• Source document:
▶
The open source project metrics-server provides a scalable, efficient source of container resource metrics like CPU, memory, disk and network. These are also referred to as the “Core” metrics. The Kubernetes Metrics Server is collecting and aggregating these core metrics in your cluster and is used by other Kubernetes add ons, such as the Horizontal Pod Autoscaler or the Kubernetes Dashboard.
To install the metrics-server run:
$ kubectl apply -f https://github.com/kubernetes-sigs/metrics-server/releases/download/v0.6.1/components.yaml
The metric-server will be installed into the namespace ‘kube-system’ and starts grabbing the node metrics. Until the first data is available it may take some seconds. You can verifiy the server with the following command showing you the current CPU and Memory usage:
$ kubectl top nodes
NAME CPU(cores) CPU% MEMORY(bytes) MEMORY%
master-1 297m 14% 1358Mi 36%
worker-1 1424m 35% 13913Mi 89%
In case the metric server will not work and you see the following kind of log entries in the metric-servers log:
E0908 18:08:29.711310 1 scraper.go:139] "Failed to scrape node" err="Get \"https://10.68.14.125:10250/stats/summary?only_cpu_and_memory=true\": x509: cannot validate certificate for 10.68.14.125 because it doesn't contain any IP SANs" node="scw-sharp-cray"
◀
• Records supplied:
▶
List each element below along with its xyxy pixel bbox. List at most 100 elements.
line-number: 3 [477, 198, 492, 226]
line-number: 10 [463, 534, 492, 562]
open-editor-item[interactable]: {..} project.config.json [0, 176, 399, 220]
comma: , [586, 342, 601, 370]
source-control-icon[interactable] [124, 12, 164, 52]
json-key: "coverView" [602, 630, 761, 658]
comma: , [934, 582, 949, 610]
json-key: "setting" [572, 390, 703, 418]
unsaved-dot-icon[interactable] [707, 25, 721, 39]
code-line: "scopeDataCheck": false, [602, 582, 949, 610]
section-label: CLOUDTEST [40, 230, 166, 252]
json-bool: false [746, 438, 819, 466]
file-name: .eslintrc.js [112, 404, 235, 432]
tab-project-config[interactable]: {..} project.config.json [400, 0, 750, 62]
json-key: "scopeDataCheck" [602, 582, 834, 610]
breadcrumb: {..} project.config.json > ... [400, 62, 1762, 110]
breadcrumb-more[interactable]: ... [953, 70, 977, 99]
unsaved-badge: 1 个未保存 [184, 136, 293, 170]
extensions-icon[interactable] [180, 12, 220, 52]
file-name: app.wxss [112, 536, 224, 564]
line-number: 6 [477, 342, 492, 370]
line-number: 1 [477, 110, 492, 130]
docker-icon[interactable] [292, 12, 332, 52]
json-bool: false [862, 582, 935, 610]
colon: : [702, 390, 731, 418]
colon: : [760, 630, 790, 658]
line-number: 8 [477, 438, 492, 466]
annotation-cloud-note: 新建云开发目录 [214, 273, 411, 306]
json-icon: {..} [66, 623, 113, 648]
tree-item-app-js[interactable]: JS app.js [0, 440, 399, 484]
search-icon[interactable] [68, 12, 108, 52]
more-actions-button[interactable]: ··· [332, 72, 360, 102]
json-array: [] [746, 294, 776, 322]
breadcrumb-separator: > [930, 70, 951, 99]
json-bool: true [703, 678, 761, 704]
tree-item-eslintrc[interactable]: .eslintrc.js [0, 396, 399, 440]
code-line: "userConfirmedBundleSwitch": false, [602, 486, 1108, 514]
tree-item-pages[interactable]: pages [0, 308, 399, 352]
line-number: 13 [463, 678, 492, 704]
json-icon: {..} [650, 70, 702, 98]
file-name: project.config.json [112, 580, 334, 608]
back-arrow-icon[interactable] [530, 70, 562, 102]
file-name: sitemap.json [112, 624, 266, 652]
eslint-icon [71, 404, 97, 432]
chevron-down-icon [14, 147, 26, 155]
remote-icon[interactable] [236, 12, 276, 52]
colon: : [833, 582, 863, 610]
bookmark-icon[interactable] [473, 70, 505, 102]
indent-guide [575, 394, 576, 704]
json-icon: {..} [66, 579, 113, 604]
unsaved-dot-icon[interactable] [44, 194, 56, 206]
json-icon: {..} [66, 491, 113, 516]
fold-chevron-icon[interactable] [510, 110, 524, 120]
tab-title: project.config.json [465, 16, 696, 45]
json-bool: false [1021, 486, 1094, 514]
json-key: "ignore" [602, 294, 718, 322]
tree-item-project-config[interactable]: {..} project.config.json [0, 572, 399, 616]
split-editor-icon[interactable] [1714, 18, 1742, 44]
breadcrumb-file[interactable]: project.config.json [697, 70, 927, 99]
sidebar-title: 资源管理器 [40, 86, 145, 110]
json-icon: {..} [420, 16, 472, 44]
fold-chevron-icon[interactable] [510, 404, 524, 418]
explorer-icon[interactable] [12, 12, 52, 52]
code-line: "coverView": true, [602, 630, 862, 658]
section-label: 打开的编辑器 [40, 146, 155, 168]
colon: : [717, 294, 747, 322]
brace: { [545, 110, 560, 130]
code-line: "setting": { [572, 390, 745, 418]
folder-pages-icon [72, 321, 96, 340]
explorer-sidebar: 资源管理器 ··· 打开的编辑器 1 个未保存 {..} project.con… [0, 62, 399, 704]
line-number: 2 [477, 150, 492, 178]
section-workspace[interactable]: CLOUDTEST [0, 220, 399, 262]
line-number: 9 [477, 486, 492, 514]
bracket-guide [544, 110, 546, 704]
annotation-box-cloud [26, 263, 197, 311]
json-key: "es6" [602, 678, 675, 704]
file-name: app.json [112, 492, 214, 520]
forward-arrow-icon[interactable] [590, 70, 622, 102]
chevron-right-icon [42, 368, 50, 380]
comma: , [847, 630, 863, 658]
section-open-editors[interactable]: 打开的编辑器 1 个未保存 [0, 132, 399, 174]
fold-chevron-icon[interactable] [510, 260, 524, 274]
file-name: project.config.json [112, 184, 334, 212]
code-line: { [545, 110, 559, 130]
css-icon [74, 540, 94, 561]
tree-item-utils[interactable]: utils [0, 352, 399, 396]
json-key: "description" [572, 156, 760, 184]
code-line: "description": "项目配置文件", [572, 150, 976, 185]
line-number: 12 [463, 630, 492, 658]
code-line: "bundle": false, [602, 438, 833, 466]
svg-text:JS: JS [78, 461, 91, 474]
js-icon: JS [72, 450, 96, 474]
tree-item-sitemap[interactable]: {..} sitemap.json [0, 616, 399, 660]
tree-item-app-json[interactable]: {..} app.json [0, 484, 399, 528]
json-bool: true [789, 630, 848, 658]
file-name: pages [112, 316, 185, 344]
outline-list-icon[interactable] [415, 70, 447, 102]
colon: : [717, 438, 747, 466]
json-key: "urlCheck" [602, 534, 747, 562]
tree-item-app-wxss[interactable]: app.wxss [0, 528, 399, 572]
◀
Please state which namespace the metrics-server page says the server is installed into. The records aren't needed for anything here.

• Worked solution: kube-system